══ Passage given

Botte d’asperges (Wrapped Asparagus) (1974) exemplifies the atemporal and art-historical qualities that defined Avigdor Arikha’s mature oeuvre. A favourite work of Arikha’s and one which he ‘always guarded’ throughout his life, it was acquired directly from the artist by the present owner in 1974. The structure and motif were inspired by Édouard Manet’s painting of the same subject dating from 1880. Commissioned by the collector Charles Ephrussi, Manet depicted his bundle of white spears—a delicacy in France that heralds spring—atop a bed of green leaves. In Arikha’s reimagining, the vegetable is wrapped in the blue paper found at France’s daily markets. Each scaled spear of asparagus and every crumple of paper have been exquisitely rendered. Delicate touches of magenta, green and ochre colour the protruding tips. The blue wrapper, punctuated by bands of yellow twine, forms an intricate, faceted scape of light and shadow. The poise of the whole reveals the artist’s faculty for geometric purity. The art historian Jean Clair called Botte d’asperges a ‘marvellous’ painting (J. Clair, ‘Hommage’ in ‘Hommage à Avigdor Arikha (1929-2010)’, Nouvelles de l’estampe, no. 232, 2010, p. 2). It has been widely exhibited during its lifetime, including in Arikha’s 1979 show at the Corcoran Gallery of Art, Washington, D.C.; his 1981 exhibition at the Musée des Beaux-Arts de Dijon, for whose catalogue it was the cover image; his 1999 touring exhibition which began at the Israel Museum, Jerusalem; and his landmark 2019 retrospective at the Benaki Museum, Athens.

════
══ Data lines

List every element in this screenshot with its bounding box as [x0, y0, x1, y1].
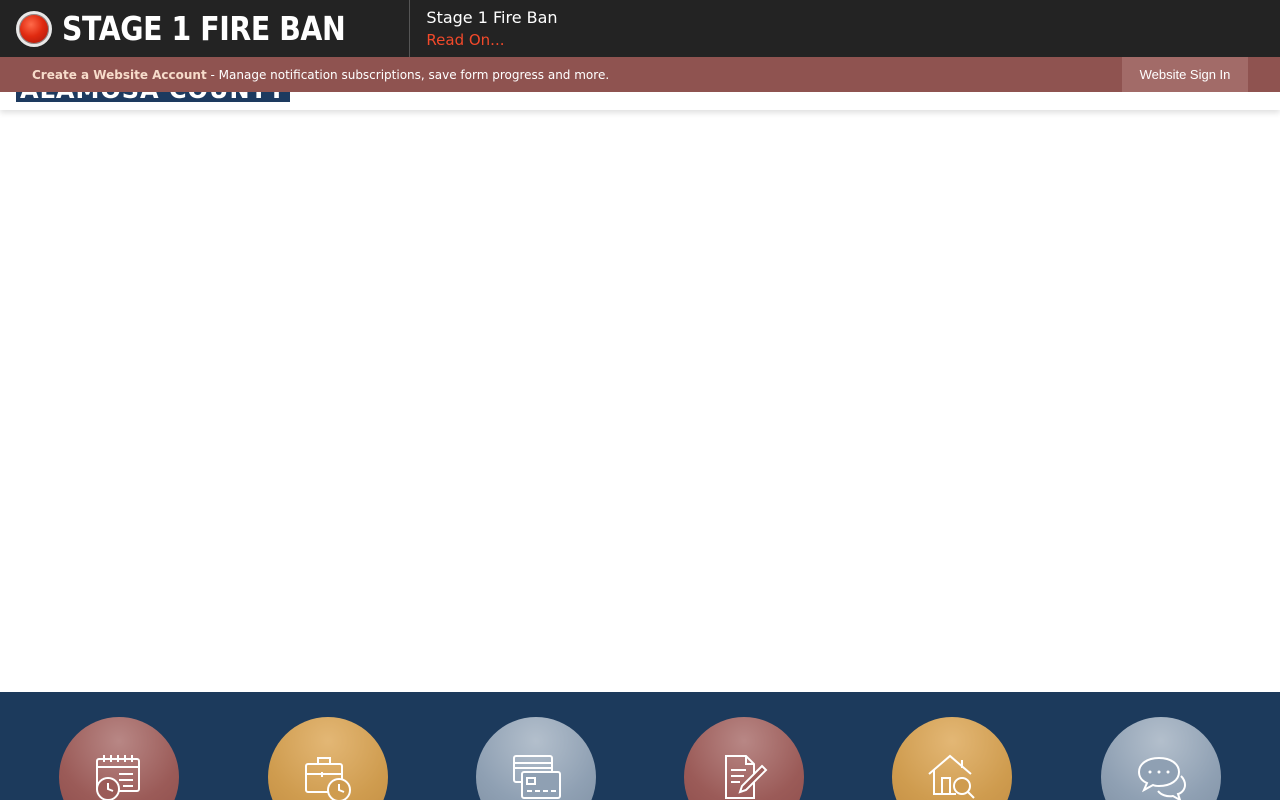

════

What to produce:
Can you pick up the passage on Arikha's asparagus painting and carry it on from its last sentence? This material comes from a separate source.

Exercise result:
For a spell following his studies at the Bezalel Academy, Jerusalem, and the École des Beaux-Arts in Paris, Arikha considered himself an abstract artist. It took an encounter with Caravaggio’s Raising of Lazarus (circa 1609) at the Louvre to cause him to radically reconceive his idiom. Arikha at first turned to black-and-white figurative drawings, before reintroducing colour into his practice in 1973. He never entirely abandoned his initial devotion to ‘disegno’, and as suggested by both the subject of Botte d’asperges and his commitment to its geometry, Arikha was a student of art history, interested in compositions by Nicolas Poussin, Jean-Auguste-Dominique Ingres, and, of course, Manet. Like his Modernist predecessor, Arikha worked from direct observation in an effort to remain truthful to his motif. He painted swiftly in natural lighting, seeking only to capture the reality or atmosphere of a particular moment, and in doing so, notes curator Marie-Cécile Miessner, ‘managed to reveal a truth’ (ibid., p. 1).